> **Items listed in a dataset**
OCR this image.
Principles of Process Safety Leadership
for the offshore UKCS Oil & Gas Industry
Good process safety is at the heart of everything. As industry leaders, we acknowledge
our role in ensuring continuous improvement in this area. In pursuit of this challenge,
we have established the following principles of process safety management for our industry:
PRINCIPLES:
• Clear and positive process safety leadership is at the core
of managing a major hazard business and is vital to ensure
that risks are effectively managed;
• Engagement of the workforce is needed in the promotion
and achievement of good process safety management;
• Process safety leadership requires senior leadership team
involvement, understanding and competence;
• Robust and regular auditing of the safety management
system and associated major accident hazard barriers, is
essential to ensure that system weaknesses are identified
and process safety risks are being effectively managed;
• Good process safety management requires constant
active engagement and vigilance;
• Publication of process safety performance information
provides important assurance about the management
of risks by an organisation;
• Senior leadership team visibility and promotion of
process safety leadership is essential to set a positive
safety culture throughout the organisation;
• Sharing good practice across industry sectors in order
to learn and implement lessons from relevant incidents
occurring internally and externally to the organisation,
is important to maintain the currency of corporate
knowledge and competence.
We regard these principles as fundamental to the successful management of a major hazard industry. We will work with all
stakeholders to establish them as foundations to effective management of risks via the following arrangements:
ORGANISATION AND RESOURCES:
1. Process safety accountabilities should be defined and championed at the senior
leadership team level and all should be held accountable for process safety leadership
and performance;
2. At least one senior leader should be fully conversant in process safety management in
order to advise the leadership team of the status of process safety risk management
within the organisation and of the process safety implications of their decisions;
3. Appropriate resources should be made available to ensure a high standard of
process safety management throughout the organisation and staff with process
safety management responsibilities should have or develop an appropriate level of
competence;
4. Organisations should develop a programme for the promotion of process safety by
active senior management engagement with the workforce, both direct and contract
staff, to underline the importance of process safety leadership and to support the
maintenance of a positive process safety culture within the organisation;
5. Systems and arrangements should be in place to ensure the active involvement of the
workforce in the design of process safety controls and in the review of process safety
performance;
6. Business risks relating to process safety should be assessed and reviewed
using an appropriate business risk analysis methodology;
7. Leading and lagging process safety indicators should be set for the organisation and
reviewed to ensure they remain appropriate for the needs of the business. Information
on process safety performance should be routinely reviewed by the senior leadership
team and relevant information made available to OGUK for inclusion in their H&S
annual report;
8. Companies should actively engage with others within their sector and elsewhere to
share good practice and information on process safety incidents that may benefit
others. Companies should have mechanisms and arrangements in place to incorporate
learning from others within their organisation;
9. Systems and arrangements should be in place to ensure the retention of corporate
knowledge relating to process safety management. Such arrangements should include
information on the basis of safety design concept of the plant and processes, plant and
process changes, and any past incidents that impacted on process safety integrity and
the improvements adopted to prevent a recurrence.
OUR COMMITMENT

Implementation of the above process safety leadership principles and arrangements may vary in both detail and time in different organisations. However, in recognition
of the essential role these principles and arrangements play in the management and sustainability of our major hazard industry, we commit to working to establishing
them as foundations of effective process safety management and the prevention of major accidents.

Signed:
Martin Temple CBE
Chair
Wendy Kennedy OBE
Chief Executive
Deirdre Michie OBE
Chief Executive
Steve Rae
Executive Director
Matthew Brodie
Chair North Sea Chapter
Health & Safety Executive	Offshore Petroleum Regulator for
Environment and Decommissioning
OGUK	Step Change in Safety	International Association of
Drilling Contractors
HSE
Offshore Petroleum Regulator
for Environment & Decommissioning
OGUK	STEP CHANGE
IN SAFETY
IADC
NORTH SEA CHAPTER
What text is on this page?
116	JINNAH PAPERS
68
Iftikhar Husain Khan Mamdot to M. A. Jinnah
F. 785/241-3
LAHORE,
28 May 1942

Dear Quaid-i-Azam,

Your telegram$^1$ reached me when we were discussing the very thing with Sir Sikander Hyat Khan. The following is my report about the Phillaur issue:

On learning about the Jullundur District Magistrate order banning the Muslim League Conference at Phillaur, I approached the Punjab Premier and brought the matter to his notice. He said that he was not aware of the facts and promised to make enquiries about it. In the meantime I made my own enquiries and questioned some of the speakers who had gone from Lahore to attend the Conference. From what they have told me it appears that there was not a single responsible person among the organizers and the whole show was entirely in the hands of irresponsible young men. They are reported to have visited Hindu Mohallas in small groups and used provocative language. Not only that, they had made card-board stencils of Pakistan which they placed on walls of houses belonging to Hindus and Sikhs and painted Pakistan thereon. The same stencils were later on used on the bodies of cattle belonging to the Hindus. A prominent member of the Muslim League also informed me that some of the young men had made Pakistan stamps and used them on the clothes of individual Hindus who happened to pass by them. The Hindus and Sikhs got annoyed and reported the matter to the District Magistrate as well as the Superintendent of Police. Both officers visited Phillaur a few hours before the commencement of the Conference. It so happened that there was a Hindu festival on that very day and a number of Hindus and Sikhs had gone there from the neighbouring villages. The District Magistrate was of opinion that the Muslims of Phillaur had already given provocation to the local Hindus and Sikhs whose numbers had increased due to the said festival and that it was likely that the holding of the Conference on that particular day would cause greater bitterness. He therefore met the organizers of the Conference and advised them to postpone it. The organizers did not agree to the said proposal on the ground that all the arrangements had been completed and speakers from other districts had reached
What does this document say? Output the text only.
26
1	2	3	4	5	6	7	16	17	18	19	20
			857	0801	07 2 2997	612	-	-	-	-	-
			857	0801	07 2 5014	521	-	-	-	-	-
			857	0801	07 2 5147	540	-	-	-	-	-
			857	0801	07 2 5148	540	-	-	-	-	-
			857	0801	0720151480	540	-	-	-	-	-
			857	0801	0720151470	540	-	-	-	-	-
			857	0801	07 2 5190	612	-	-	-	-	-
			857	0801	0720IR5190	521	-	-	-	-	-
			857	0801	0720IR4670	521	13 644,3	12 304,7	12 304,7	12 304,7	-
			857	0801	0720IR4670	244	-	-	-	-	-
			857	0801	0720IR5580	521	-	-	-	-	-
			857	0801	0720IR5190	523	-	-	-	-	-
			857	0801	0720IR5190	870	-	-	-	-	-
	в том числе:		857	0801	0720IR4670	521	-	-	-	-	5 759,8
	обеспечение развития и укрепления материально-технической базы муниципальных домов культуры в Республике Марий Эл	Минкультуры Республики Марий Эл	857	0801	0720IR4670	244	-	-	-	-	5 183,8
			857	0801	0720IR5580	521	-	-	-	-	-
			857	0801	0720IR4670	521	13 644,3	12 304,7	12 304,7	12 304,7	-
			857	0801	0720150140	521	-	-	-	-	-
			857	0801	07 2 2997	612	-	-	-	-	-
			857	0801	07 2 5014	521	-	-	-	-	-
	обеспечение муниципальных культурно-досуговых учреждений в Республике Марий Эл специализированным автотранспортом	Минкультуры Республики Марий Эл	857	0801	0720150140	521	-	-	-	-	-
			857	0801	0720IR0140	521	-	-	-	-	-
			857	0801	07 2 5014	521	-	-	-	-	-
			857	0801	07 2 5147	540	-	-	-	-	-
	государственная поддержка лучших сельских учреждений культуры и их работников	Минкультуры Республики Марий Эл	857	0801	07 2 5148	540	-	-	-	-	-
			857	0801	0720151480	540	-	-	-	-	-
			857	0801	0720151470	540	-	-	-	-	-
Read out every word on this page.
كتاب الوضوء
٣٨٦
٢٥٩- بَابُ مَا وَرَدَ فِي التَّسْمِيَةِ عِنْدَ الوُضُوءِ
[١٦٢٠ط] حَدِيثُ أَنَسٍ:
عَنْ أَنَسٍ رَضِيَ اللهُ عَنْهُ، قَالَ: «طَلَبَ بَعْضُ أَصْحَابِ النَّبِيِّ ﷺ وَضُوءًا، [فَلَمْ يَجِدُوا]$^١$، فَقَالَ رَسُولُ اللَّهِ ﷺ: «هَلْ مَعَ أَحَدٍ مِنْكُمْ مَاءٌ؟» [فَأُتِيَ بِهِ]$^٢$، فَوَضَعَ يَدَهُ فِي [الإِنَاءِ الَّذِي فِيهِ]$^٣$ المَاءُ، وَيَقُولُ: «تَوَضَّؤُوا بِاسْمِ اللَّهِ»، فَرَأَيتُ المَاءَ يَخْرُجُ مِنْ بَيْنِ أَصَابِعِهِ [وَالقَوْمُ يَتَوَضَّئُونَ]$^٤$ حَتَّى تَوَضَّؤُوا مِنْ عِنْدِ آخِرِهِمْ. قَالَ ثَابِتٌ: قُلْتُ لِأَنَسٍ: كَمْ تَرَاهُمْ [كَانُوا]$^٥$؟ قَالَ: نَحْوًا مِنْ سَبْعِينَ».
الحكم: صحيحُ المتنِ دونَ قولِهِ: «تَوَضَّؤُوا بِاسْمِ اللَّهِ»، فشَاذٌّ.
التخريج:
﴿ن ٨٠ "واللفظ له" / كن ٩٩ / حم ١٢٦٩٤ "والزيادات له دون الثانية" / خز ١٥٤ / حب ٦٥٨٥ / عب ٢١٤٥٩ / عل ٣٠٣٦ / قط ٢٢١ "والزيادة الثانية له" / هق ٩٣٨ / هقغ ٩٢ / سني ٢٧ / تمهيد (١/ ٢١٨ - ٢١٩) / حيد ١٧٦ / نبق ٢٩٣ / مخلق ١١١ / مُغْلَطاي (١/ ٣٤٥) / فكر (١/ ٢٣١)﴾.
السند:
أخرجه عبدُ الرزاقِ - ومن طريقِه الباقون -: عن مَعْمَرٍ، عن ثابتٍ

> **PROBLEM DETAILS**
The string "Systems" may appear in lines of the listing above; tally those lines and give the number only.

> **OUTPUT FOR THIS EXERCISE**
2